_EXERCISE DESCRIPTION_:
Extract each line of the records below that contains the word "publicações".

## Begin DATA TO PROCESS

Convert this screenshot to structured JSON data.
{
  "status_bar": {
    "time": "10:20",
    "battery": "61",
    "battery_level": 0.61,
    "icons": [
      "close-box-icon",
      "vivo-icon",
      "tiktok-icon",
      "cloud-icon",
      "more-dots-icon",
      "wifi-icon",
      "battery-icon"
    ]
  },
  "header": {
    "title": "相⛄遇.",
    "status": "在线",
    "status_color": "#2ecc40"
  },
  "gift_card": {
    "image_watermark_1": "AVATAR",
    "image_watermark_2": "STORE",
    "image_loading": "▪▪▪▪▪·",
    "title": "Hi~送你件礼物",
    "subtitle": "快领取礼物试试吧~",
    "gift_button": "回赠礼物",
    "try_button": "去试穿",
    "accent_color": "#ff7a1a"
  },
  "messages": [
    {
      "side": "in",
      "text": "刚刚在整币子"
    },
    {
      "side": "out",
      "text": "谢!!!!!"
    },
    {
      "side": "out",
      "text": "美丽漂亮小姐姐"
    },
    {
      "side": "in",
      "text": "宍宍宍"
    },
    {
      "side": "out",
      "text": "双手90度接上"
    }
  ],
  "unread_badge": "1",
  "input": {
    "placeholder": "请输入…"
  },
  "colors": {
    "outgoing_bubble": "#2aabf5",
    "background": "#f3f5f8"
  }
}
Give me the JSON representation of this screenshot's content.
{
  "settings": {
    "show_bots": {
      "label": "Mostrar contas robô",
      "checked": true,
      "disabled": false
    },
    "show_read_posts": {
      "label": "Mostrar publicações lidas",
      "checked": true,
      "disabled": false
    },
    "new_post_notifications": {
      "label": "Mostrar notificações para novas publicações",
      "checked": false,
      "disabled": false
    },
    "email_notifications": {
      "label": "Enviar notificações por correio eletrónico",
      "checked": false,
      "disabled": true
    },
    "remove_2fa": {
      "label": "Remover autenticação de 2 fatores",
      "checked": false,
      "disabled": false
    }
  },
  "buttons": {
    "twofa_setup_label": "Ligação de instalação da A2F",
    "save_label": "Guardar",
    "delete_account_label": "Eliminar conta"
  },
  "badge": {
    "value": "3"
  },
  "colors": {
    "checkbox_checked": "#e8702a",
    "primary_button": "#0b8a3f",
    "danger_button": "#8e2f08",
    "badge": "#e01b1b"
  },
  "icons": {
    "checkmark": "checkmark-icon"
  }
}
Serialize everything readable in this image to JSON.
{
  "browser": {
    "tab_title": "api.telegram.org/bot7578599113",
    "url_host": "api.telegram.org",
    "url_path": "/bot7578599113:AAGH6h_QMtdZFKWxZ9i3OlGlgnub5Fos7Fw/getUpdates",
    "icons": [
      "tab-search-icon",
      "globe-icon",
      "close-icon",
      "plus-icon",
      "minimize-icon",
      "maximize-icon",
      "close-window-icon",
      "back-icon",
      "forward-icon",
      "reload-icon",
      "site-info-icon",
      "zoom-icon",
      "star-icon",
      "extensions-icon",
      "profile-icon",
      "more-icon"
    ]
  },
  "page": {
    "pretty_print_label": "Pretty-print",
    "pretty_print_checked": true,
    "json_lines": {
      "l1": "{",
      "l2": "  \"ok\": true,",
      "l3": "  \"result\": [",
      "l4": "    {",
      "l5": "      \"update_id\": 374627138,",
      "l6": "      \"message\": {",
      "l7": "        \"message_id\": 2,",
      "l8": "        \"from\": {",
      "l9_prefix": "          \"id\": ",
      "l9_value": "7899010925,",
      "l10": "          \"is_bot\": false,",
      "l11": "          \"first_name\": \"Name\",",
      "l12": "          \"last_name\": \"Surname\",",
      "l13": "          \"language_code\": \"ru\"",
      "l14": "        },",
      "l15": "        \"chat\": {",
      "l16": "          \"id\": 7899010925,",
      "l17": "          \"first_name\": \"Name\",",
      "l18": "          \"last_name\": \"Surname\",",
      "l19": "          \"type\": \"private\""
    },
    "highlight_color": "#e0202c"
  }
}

## End DATA TO PROCESS
## Begin DATA TO PROCESS

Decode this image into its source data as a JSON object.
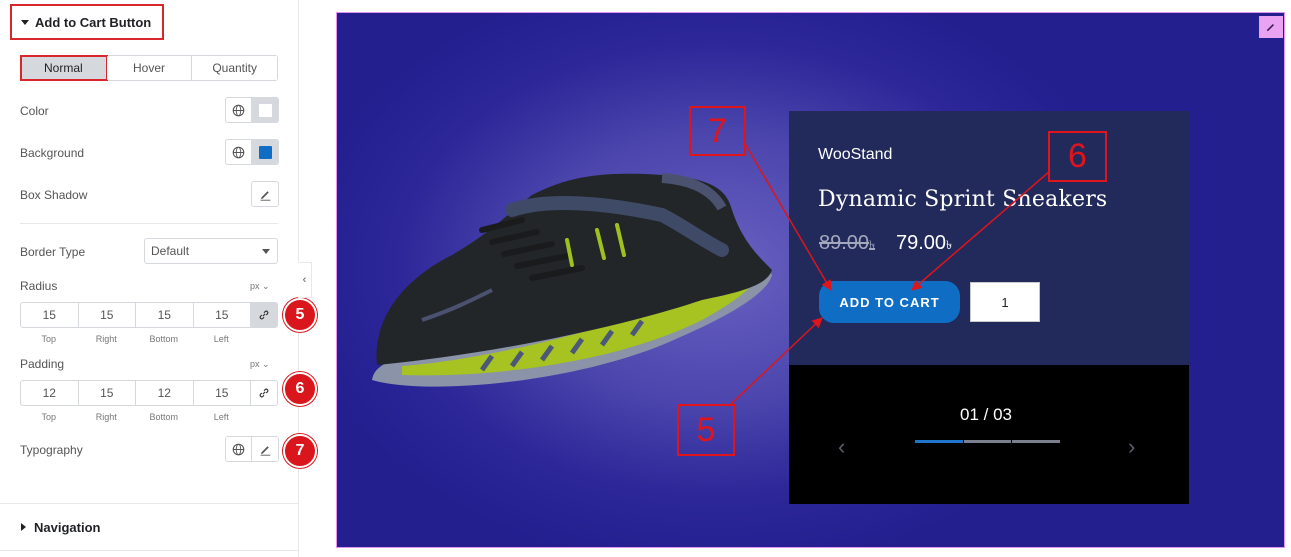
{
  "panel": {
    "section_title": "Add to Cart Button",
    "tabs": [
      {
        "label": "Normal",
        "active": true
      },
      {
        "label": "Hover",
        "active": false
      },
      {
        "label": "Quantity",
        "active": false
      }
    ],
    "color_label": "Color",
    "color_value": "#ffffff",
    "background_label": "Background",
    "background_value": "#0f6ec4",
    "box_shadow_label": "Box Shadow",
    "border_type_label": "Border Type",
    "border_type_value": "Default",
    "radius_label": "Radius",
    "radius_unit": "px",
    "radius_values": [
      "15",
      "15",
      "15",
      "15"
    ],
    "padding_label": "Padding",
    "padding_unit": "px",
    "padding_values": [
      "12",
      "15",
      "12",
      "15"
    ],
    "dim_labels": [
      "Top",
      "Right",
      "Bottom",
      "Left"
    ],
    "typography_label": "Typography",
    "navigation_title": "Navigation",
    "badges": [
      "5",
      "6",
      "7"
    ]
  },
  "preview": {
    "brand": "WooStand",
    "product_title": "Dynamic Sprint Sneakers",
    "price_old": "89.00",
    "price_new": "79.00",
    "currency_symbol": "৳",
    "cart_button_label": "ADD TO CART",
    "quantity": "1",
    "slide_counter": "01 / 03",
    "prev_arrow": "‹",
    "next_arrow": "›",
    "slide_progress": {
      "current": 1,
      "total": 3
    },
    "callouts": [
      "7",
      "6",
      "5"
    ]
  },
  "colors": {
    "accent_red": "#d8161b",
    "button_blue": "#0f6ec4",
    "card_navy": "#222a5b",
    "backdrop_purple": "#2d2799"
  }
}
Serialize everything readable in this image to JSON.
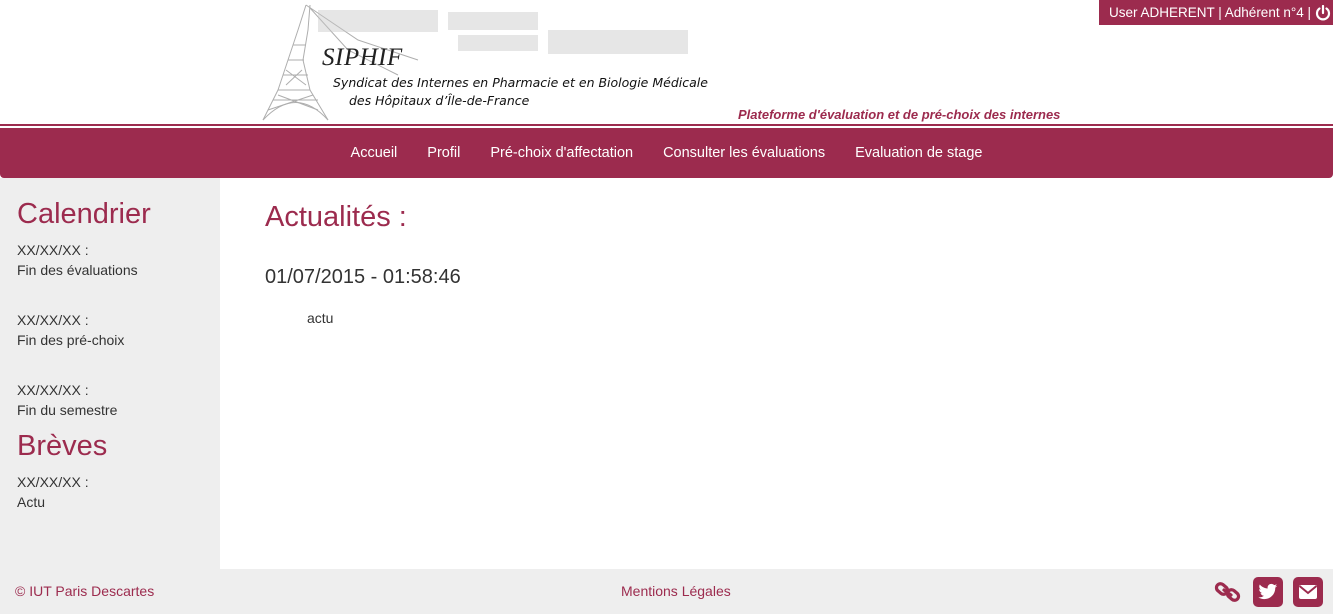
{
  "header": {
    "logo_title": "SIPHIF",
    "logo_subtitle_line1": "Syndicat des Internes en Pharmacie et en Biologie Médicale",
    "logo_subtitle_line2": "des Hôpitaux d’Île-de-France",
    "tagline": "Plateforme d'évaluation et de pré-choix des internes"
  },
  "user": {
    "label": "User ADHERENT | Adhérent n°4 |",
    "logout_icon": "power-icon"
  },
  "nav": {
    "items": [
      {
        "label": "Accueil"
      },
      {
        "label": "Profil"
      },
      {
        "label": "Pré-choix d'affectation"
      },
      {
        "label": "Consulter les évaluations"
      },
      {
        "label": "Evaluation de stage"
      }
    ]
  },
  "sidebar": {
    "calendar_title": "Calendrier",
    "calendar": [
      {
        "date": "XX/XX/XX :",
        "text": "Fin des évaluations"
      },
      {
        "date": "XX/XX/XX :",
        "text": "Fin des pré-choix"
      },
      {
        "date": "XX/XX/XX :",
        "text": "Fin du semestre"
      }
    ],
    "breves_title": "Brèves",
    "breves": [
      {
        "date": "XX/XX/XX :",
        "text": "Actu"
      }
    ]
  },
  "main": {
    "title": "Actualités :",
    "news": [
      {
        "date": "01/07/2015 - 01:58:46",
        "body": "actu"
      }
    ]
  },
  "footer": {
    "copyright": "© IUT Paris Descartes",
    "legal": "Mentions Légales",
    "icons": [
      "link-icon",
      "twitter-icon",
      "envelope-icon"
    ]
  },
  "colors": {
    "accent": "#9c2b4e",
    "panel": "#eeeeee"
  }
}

## End DATA TO PROCESS

_EXPECTED OUTPUT_:
      "label": "Mostrar publicações lidas",
      "label": "Mostrar notificações para novas publicações",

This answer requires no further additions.